Problem description - Sift the material for lines containing "position", and return them.

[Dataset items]
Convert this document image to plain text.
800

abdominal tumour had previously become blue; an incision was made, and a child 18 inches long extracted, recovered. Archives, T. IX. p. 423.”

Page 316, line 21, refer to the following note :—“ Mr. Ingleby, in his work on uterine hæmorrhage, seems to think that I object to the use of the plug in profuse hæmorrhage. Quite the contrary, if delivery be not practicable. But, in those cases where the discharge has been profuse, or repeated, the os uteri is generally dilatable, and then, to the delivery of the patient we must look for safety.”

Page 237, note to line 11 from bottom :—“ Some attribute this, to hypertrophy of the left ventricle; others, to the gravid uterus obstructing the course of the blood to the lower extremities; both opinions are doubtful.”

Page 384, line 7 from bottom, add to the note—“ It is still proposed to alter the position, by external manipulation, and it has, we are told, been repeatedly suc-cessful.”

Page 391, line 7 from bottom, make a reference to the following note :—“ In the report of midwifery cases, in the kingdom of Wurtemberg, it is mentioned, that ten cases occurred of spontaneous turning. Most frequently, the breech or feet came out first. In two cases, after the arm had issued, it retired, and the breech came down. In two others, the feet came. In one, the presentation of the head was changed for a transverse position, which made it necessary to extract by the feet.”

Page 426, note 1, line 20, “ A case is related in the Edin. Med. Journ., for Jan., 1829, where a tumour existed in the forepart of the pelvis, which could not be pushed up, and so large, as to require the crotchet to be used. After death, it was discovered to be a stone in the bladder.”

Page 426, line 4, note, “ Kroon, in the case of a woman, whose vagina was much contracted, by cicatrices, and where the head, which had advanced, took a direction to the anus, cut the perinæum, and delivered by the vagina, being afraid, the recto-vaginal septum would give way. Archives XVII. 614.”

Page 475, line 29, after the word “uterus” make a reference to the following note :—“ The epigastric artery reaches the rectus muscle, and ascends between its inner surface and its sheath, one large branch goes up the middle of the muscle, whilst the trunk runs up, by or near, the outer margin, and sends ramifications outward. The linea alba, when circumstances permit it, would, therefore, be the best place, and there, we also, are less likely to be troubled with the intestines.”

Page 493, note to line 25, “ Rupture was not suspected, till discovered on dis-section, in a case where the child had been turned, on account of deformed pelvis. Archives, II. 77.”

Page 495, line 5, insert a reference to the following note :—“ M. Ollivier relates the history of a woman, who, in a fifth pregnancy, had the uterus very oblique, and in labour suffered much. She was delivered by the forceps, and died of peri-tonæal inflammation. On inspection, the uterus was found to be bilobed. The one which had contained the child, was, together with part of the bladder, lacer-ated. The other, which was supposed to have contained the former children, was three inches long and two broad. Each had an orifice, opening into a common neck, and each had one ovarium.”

Solution to this task -
Page 384, line 7 from bottom, add to the note—“ It is still proposed to alter the position, by external manipulation, and it has, we are told, been repeatedly suc-cessful.”
Page 391, line 7 from bottom, make a reference to the following note :—“ In the report of midwifery cases, in the kingdom of Wurtemberg, it is mentioned, that ten cases occurred of spontaneous turning. Most frequently, the breech or feet came out first. In two cases, after the arm had issued, it retired, and the breech came down. In two others, the feet came. In one, the presentation of the head was changed for a transverse position, which made it necessary to extract by the feet.”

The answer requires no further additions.